## Description of the task
Copy out all the entries exactly.

## Extracted entries
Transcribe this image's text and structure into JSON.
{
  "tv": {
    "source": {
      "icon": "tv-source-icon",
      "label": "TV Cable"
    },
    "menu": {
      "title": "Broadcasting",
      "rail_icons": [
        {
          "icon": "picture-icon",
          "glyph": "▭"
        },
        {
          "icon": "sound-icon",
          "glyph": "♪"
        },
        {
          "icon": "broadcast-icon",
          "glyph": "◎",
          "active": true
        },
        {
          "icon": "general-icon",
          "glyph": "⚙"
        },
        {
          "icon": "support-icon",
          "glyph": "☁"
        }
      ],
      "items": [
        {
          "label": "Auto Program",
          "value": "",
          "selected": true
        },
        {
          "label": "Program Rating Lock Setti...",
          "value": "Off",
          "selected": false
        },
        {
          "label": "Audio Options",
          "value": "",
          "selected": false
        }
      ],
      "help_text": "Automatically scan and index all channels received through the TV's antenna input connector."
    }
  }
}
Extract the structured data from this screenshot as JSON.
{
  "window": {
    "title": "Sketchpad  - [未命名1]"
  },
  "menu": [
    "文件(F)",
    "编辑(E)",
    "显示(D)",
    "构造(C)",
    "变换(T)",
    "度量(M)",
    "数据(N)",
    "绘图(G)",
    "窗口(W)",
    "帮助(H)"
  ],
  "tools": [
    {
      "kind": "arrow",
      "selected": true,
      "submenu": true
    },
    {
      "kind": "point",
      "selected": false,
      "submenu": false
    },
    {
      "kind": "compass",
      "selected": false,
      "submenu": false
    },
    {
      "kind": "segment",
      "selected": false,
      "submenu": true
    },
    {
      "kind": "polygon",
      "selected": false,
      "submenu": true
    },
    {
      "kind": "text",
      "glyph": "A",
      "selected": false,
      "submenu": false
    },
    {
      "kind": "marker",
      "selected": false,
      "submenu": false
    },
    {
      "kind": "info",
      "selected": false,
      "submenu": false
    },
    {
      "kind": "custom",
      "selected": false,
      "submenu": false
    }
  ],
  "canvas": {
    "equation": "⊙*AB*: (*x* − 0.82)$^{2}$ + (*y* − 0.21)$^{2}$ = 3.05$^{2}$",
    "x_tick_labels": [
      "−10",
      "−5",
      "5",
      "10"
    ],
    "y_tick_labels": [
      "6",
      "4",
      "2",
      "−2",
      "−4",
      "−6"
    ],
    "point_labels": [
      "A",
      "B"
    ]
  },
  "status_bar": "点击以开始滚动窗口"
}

## Response
Transcribe this image's text and structure into JSON.
{
  "tv": {
    "source": {
      "icon": "tv-source-icon",
      "label": "TV Cable"
    },
    "menu": {
      "title": "Broadcasting",
      "rail_icons": [
        {
          "icon": "picture-icon",
          "glyph": "▭"
        },
        {
          "icon": "sound-icon",
          "glyph": "♪"
        },
        {
          "icon": "broadcast-icon",
          "glyph": "◎",
          "active": true
        },
        {
          "icon": "general-icon",
          "glyph": "⚙"
        },
        {
          "icon": "support-icon",
          "glyph": "☁"
        }
      ],
      "items": [
        {
          "label": "Auto Program",
          "value": "",
          "selected": true
        },
        {
          "label": "Program Rating Lock Setti...",
          "value": "Off",
          "selected": false
        },
        {
          "label": "Audio Options",
          "value": "",
          "selected": false
        }
      ],
      "help_text": "Automatically scan and index all channels received through the TV's antenna input connector."
    }
  }
}
Extract the structured data from this screenshot as JSON.
{
  "window": {
    "title": "Sketchpad  - [未命名1]"
  },
  "menu": [
    "文件(F)",
    "编辑(E)",
    "显示(D)",
    "构造(C)",
    "变换(T)",
    "度量(M)",
    "数据(N)",
    "绘图(G)",
    "窗口(W)",
    "帮助(H)"
  ],
  "tools": [
    {
      "kind": "arrow",
      "selected": true,
      "submenu": true
    },
    {
      "kind": "point",
      "selected": false,
      "submenu": false
    },
    {
      "kind": "compass",
      "selected": false,
      "submenu": false
    },
    {
      "kind": "segment",
      "selected": false,
      "submenu": true
    },
    {
      "kind": "polygon",
      "selected": false,
      "submenu": true
    },
    {
      "kind": "text",
      "glyph": "A",
      "selected": false,
      "submenu": false
    },
    {
      "kind": "marker",
      "selected": false,
      "submenu": false
    },
    {
      "kind": "info",
      "selected": false,
      "submenu": false
    },
    {
      "kind": "custom",
      "selected": false,
      "submenu": false
    }
  ],
  "canvas": {
    "equation": "⊙*AB*: (*x* − 0.82)$^{2}$ + (*y* − 0.21)$^{2}$ = 3.05$^{2}$",
    "x_tick_labels": [
      "−10",
      "−5",
      "5",
      "10"
    ],
    "y_tick_labels": [
      "6",
      "4",
      "2",
      "−2",
      "−4",
      "−6"
    ],
    "point_labels": [
      "A",
      "B"
    ]
  },
  "status_bar": "点击以开始滚动窗口"
}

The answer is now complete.